[Stored entries]

·····

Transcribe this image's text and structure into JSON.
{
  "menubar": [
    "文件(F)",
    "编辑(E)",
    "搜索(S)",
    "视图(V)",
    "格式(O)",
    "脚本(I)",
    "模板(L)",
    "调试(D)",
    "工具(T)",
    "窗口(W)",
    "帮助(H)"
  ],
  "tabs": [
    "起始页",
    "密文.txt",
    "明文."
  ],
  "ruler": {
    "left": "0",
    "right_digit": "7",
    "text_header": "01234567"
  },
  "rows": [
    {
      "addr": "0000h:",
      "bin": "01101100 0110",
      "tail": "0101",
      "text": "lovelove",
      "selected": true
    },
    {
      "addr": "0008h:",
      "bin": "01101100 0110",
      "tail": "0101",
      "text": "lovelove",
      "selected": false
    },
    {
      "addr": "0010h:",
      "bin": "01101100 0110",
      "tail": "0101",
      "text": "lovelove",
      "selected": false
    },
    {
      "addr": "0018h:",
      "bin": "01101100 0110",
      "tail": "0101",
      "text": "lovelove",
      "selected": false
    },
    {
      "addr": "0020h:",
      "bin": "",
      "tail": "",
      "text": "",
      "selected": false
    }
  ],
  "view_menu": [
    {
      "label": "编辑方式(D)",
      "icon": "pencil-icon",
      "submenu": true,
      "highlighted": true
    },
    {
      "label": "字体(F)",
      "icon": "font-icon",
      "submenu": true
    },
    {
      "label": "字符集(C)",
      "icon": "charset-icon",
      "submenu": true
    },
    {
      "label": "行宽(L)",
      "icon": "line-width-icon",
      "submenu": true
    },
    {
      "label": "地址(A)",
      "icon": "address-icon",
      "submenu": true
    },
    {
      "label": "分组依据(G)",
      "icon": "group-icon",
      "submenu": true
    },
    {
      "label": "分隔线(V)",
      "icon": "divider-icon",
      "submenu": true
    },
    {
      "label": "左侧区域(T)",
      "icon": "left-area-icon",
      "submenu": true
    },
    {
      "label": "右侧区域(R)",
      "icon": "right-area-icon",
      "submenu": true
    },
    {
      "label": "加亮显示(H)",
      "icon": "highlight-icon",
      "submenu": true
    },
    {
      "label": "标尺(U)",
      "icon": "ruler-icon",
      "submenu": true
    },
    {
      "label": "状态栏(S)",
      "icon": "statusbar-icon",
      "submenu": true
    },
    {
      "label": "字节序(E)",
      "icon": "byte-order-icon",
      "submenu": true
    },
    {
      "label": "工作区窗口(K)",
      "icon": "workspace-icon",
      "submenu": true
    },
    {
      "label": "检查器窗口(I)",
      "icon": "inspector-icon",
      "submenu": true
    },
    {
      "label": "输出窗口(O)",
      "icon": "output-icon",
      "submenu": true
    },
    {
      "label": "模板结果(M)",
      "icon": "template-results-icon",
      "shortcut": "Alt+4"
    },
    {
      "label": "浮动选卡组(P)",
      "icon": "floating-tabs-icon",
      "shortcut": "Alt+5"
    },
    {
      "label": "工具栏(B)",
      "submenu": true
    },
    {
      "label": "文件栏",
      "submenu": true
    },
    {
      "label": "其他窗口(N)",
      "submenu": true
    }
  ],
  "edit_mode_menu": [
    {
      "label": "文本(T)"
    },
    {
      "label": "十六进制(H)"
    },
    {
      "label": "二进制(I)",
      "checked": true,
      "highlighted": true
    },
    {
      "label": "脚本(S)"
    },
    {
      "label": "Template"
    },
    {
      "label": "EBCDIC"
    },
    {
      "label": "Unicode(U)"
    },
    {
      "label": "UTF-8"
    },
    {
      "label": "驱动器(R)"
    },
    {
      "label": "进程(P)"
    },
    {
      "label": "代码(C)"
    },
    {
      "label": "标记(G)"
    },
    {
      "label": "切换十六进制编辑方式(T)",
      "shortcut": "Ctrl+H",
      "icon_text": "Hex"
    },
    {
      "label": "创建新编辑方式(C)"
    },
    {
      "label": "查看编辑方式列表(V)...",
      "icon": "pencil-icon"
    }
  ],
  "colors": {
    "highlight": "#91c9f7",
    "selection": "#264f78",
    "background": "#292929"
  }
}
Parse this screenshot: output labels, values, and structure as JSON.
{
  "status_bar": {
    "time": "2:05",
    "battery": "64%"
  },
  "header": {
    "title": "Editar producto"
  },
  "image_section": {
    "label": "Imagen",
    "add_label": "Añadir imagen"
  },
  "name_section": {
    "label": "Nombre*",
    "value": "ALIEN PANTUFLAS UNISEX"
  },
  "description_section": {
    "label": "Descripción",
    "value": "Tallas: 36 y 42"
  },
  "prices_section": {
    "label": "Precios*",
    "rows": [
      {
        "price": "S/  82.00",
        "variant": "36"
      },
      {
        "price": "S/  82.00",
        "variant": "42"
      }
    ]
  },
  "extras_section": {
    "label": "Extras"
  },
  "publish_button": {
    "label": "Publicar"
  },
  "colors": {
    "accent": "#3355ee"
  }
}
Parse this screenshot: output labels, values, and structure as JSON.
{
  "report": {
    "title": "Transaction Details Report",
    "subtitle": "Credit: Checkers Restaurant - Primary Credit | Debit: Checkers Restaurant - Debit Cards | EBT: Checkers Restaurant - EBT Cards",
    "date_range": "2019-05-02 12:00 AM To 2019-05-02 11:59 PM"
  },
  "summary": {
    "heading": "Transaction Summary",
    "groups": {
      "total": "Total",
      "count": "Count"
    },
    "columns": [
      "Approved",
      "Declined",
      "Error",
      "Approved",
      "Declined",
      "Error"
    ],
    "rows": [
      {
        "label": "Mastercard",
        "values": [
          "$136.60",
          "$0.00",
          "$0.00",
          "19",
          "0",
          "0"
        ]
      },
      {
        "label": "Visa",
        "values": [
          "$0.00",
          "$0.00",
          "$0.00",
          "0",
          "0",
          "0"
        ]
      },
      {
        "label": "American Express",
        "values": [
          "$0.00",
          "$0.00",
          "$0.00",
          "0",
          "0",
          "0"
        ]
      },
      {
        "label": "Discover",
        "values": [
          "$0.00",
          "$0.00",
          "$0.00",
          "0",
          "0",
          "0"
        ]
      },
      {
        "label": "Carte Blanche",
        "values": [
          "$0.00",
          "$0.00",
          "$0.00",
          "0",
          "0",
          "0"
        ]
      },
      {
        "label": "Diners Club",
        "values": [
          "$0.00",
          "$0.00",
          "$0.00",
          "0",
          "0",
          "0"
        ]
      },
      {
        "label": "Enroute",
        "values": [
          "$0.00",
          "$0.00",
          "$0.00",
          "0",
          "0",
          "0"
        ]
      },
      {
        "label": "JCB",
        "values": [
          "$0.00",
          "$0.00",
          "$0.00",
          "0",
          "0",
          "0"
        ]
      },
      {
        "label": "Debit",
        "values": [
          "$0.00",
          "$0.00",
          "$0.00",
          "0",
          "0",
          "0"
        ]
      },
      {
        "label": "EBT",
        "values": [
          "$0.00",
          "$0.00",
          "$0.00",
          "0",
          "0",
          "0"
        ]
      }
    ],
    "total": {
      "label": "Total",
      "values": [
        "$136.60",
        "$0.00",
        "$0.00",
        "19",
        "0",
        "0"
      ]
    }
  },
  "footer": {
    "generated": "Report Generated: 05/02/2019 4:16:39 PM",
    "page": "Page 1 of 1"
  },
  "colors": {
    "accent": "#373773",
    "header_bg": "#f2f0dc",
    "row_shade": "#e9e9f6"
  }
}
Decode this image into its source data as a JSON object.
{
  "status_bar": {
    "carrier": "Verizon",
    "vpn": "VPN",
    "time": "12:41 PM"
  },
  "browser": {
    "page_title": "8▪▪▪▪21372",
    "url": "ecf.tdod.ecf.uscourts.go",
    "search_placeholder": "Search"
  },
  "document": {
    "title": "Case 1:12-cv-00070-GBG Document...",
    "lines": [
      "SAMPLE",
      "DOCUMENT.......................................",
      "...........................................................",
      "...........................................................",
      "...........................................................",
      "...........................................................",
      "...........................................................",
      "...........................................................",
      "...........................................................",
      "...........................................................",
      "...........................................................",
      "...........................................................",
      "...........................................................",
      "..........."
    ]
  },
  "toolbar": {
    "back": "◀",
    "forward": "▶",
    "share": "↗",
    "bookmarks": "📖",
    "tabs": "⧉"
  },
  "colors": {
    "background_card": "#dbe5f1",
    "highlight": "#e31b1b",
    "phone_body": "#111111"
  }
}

·····

Which lines include the word "shortcut"? Copy every one of them.

      "shortcut": "Alt+4"
      "shortcut": "Alt+5"
      "shortcut": "Ctrl+H",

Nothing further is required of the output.